Page extract:
═══
Somedays, I’m a moper. As I mentioned before in my post on breaking negative habits, I can be extremely self-critical. It’s tied to some issues of low self-esteem which I haven’t straightened out yet. Back in December, I managed to break off a major episode using a paper wristband which kept track of negative statements.
For the most part, I’ve kept them off since but Friday I was moping again. Micah’s a constructive person to mope to. He recognizes the reality of depression but that also means that he knows ways to handle my moods.
So on Friday he declared a moratorium on moping. If I was going to mope, he said, every negative statement I made had to be preceded and followed by the word “mope.” Basically, I had to use html <mope>I’m so worthless</mope>.
The next time I got negative, I cracked up. It was so silly. You have to imagine the “mope” being in a deep voice, drawn out ridiculously long. “Mmmmoooopppeee I’m a loser mmmoooooppppeee.”
One of the main principles of cognitive behavioral therapy is positive action to break up negative patterns. Sillyness can be a big part of that, if you’ve gotten to the stage where you can recognize that your negative self-estimation isn’t true. It probably doesn’t work as well for those currently in the lower levels of hell, but it’s not too bad up here in the second circle.*
More severe stages most likely require counseling and perhaps a form of antidepressants. But as time goes on and the depression becomes dysthymia, sillyness, particularly sillyness with an understanding person, really helps.
Laughter is a great medicine, especially when it breaks us out of negative patterns.
*Dear literary people, I picked it based on its depth not its sin. However being blown to and fro and not being able to find rest sounds about right anyway.
═══
Exercise data:
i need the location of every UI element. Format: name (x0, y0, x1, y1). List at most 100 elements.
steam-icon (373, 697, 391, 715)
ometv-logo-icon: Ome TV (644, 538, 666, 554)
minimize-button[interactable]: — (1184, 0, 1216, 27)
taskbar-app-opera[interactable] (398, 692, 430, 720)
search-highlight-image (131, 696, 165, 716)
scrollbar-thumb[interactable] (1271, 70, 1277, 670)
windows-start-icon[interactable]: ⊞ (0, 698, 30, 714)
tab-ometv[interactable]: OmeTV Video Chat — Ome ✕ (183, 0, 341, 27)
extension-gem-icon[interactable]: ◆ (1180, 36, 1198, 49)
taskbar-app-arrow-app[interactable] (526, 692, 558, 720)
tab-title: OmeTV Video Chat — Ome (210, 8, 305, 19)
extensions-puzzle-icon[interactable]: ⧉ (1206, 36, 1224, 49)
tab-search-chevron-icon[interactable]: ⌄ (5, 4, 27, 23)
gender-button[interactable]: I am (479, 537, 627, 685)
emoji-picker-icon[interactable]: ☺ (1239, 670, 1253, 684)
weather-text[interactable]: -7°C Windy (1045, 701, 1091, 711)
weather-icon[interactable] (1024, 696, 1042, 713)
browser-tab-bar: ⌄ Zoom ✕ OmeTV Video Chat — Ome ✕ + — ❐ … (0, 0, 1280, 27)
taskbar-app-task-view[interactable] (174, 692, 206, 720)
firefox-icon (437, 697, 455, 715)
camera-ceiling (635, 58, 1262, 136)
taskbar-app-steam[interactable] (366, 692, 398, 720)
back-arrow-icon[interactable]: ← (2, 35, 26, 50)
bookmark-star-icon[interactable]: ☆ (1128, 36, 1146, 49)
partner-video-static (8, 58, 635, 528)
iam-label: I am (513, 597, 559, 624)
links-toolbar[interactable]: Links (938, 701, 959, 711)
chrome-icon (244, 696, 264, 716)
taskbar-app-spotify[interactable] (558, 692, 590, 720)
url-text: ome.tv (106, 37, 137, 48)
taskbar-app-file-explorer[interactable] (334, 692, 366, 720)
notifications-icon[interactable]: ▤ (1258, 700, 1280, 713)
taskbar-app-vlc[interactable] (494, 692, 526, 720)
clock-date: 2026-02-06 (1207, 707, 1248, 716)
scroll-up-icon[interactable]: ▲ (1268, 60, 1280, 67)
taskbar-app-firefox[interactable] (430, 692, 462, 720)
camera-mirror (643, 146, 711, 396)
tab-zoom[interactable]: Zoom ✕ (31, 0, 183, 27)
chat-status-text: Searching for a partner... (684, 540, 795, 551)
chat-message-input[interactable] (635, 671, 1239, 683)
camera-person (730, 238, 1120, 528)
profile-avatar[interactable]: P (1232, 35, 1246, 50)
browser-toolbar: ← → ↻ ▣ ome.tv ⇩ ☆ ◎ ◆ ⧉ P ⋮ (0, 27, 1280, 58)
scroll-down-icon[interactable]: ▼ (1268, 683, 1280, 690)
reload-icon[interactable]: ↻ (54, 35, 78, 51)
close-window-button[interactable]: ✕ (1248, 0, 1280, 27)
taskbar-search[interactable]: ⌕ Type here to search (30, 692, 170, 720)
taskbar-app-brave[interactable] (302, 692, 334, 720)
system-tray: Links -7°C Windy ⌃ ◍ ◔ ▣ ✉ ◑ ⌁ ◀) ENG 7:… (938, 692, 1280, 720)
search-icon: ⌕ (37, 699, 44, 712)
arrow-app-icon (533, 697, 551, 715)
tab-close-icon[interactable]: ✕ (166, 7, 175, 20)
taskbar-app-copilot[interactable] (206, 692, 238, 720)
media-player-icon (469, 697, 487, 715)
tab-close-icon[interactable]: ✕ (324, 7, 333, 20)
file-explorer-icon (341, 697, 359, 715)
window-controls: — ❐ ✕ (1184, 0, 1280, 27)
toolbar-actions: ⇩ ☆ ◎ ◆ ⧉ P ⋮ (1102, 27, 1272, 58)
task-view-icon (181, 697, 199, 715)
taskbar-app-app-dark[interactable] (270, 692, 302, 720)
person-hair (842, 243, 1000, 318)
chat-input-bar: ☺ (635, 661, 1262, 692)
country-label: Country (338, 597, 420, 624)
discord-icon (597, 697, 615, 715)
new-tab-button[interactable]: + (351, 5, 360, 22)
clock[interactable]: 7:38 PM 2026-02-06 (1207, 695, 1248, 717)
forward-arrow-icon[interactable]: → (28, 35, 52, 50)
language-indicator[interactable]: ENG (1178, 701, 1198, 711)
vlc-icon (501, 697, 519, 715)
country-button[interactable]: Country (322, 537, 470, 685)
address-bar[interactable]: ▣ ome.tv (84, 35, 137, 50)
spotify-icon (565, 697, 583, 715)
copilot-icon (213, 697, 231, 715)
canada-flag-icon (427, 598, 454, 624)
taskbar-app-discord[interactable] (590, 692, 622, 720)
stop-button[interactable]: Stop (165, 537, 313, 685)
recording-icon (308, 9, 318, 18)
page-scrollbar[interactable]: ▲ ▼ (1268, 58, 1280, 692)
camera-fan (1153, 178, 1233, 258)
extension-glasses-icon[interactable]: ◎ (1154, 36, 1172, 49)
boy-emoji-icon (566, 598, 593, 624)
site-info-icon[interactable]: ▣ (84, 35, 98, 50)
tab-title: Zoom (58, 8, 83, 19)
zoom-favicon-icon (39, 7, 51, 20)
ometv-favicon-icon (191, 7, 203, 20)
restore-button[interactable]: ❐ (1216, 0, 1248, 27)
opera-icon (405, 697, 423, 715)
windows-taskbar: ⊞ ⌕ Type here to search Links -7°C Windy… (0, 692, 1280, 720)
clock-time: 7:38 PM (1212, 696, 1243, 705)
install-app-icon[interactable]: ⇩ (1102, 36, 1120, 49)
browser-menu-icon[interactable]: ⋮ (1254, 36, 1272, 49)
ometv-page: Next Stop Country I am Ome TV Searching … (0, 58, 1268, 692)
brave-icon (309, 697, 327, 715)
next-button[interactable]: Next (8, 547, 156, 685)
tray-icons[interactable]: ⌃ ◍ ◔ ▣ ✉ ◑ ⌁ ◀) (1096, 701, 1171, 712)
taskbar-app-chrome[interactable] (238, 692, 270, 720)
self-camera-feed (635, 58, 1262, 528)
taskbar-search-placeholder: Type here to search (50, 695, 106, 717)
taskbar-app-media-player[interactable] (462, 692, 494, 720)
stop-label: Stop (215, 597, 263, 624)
═══
Problem statement:
For each statement, decide whether it agrees with the blog post on moping, answering yes or no and quoting the words of the post that decide it.
1. The paper wristband was used in December.
2. Micah required the word "mope" only before each negative statement.
3. The writer says silliness probably works best for people in the lowest levels of hell.

Worked solution:
1. Yes: "Back in December, I managed to break off a major episode using a paper wristband which kept track of negative statements."
2. No: "every negative statement I made had to be preceded and followed by the word “mope.”"
3. No: "It probably doesn’t work as well for those currently in the lower levels of hell"